Source records:

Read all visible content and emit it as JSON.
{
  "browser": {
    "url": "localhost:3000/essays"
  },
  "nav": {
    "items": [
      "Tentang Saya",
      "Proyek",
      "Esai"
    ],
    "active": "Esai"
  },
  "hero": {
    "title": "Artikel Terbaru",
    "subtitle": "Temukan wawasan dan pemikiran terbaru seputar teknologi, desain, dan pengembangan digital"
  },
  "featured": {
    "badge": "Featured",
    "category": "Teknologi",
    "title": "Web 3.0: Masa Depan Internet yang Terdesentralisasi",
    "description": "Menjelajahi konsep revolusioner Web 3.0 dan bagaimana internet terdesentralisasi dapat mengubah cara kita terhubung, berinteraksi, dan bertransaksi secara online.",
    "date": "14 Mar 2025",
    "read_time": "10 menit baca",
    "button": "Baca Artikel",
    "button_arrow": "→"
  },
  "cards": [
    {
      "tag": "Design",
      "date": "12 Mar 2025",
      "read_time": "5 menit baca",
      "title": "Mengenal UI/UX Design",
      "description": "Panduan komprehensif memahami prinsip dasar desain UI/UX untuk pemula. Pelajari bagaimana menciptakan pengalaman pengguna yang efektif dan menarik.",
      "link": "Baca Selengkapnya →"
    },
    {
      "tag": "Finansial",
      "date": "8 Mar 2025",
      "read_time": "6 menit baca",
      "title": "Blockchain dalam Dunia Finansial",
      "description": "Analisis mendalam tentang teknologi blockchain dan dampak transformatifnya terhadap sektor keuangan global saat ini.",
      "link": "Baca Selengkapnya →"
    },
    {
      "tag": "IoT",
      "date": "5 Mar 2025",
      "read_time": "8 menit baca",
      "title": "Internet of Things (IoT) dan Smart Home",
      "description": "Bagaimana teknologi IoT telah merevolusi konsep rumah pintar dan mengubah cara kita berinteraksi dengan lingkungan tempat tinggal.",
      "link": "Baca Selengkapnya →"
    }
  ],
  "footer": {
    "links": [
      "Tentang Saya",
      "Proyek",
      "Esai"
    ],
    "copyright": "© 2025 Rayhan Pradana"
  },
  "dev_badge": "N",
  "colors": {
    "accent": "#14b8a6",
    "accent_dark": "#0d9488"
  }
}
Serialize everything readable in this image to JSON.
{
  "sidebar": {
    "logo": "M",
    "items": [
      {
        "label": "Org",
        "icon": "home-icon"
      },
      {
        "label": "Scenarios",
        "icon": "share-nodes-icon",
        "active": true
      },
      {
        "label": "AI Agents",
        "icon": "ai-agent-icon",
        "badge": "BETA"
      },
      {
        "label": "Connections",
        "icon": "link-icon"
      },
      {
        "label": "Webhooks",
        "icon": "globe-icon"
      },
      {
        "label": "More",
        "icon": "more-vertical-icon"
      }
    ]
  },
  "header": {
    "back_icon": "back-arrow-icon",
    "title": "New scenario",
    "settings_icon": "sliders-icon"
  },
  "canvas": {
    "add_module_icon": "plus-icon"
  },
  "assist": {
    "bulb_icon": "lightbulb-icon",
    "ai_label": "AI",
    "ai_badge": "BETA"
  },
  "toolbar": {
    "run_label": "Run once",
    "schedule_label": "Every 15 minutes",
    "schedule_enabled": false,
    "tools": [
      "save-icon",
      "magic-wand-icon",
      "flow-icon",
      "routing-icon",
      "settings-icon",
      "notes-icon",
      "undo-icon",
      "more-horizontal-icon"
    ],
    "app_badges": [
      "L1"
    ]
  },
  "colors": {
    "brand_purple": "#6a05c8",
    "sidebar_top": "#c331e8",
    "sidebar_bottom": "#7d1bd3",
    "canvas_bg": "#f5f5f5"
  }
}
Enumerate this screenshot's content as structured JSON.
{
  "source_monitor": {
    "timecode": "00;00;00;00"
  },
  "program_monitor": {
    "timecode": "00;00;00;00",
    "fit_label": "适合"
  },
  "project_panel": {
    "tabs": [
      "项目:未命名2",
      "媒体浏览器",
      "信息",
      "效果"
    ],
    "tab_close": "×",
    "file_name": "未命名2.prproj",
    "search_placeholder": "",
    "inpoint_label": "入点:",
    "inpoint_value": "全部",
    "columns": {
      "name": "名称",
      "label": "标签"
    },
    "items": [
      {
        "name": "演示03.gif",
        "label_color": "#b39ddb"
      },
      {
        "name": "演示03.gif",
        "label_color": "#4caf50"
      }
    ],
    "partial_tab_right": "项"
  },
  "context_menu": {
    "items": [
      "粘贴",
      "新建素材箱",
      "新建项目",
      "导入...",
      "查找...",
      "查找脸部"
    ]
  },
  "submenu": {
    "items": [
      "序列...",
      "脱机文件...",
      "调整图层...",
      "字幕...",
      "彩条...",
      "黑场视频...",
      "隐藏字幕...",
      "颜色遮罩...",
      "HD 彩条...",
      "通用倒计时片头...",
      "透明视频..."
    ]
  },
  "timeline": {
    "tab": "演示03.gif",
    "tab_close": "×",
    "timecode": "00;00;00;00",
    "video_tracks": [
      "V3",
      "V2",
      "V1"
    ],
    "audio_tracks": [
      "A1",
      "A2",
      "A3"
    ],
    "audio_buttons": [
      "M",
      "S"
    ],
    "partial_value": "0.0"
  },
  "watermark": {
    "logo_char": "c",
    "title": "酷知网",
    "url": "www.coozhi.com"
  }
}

Stated exercise: Every entry should be output exactly as written, please.

Correct answer:
Read all visible content and emit it as JSON.
{
  "browser": {
    "url": "localhost:3000/essays"
  },
  "nav": {
    "items": [
      "Tentang Saya",
      "Proyek",
      "Esai"
    ],
    "active": "Esai"
  },
  "hero": {
    "title": "Artikel Terbaru",
    "subtitle": "Temukan wawasan dan pemikiran terbaru seputar teknologi, desain, dan pengembangan digital"
  },
  "featured": {
    "badge": "Featured",
    "category": "Teknologi",
    "title": "Web 3.0: Masa Depan Internet yang Terdesentralisasi",
    "description": "Menjelajahi konsep revolusioner Web 3.0 dan bagaimana internet terdesentralisasi dapat mengubah cara kita terhubung, berinteraksi, dan bertransaksi secara online.",
    "date": "14 Mar 2025",
    "read_time": "10 menit baca",
    "button": "Baca Artikel",
    "button_arrow": "→"
  },
  "cards": [
    {
      "tag": "Design",
      "date": "12 Mar 2025",
      "read_time": "5 menit baca",
      "title": "Mengenal UI/UX Design",
      "description": "Panduan komprehensif memahami prinsip dasar desain UI/UX untuk pemula. Pelajari bagaimana menciptakan pengalaman pengguna yang efektif dan menarik.",
      "link": "Baca Selengkapnya →"
    },
    {
      "tag": "Finansial",
      "date": "8 Mar 2025",
      "read_time": "6 menit baca",
      "title": "Blockchain dalam Dunia Finansial",
      "description": "Analisis mendalam tentang teknologi blockchain dan dampak transformatifnya terhadap sektor keuangan global saat ini.",
      "link": "Baca Selengkapnya →"
    },
    {
      "tag": "IoT",
      "date": "5 Mar 2025",
      "read_time": "8 menit baca",
      "title": "Internet of Things (IoT) dan Smart Home",
      "description": "Bagaimana teknologi IoT telah merevolusi konsep rumah pintar dan mengubah cara kita berinteraksi dengan lingkungan tempat tinggal.",
      "link": "Baca Selengkapnya →"
    }
  ],
  "footer": {
    "links": [
      "Tentang Saya",
      "Proyek",
      "Esai"
    ],
    "copyright": "© 2025 Rayhan Pradana"
  },
  "dev_badge": "N",
  "colors": {
    "accent": "#14b8a6",
    "accent_dark": "#0d9488"
  }
}
Serialize everything readable in this image to JSON.
{
  "sidebar": {
    "logo": "M",
    "items": [
      {
        "label": "Org",
        "icon": "home-icon"
      },
      {
        "label": "Scenarios",
        "icon": "share-nodes-icon",
        "active": true
      },
      {
        "label": "AI Agents",
        "icon": "ai-agent-icon",
        "badge": "BETA"
      },
      {
        "label": "Connections",
        "icon": "link-icon"
      },
      {
        "label": "Webhooks",
        "icon": "globe-icon"
      },
      {
        "label": "More",
        "icon": "more-vertical-icon"
      }
    ]
  },
  "header": {
    "back_icon": "back-arrow-icon",
    "title": "New scenario",
    "settings_icon": "sliders-icon"
  },
  "canvas": {
    "add_module_icon": "plus-icon"
  },
  "assist": {
    "bulb_icon": "lightbulb-icon",
    "ai_label": "AI",
    "ai_badge": "BETA"
  },
  "toolbar": {
    "run_label": "Run once",
    "schedule_label": "Every 15 minutes",
    "schedule_enabled": false,
    "tools": [
      "save-icon",
      "magic-wand-icon",
      "flow-icon",
      "routing-icon",
      "settings-icon",
      "notes-icon",
      "undo-icon",
      "more-horizontal-icon"
    ],
    "app_badges": [
      "L1"
    ]
  },
  "colors": {
    "brand_purple": "#6a05c8",
    "sidebar_top": "#c331e8",
    "sidebar_bottom": "#7d1bd3",
    "canvas_bg": "#f5f5f5"
  }
}
Enumerate this screenshot's content as structured JSON.
{
  "source_monitor": {
    "timecode": "00;00;00;00"
  },
  "program_monitor": {
    "timecode": "00;00;00;00",
    "fit_label": "适合"
  },
  "project_panel": {
    "tabs": [
      "项目:未命名2",
      "媒体浏览器",
      "信息",
      "效果"
    ],
    "tab_close": "×",
    "file_name": "未命名2.prproj",
    "search_placeholder": "",
    "inpoint_label": "入点:",
    "inpoint_value": "全部",
    "columns": {
      "name": "名称",
      "label": "标签"
    },
    "items": [
      {
        "name": "演示03.gif",
        "label_color": "#b39ddb"
      },
      {
        "name": "演示03.gif",
        "label_color": "#4caf50"
      }
    ],
    "partial_tab_right": "项"
  },
  "context_menu": {
    "items": [
      "粘贴",
      "新建素材箱",
      "新建项目",
      "导入...",
      "查找...",
      "查找脸部"
    ]
  },
  "submenu": {
    "items": [
      "序列...",
      "脱机文件...",
      "调整图层...",
      "字幕...",
      "彩条...",
      "黑场视频...",
      "隐藏字幕...",
      "颜色遮罩...",
      "HD 彩条...",
      "通用倒计时片头...",
      "透明视频..."
    ]
  },
  "timeline": {
    "tab": "演示03.gif",
    "tab_close": "×",
    "timecode": "00;00;00;00",
    "video_tracks": [
      "V3",
      "V2",
      "V1"
    ],
    "audio_tracks": [
      "A1",
      "A2",
      "A3"
    ],
    "audio_buttons": [
      "M",
      "S"
    ],
    "partial_value": "0.0"
  },
  "watermark": {
    "logo_char": "c",
    "title": "酷知网",
    "url": "www.coozhi.com"
  }
}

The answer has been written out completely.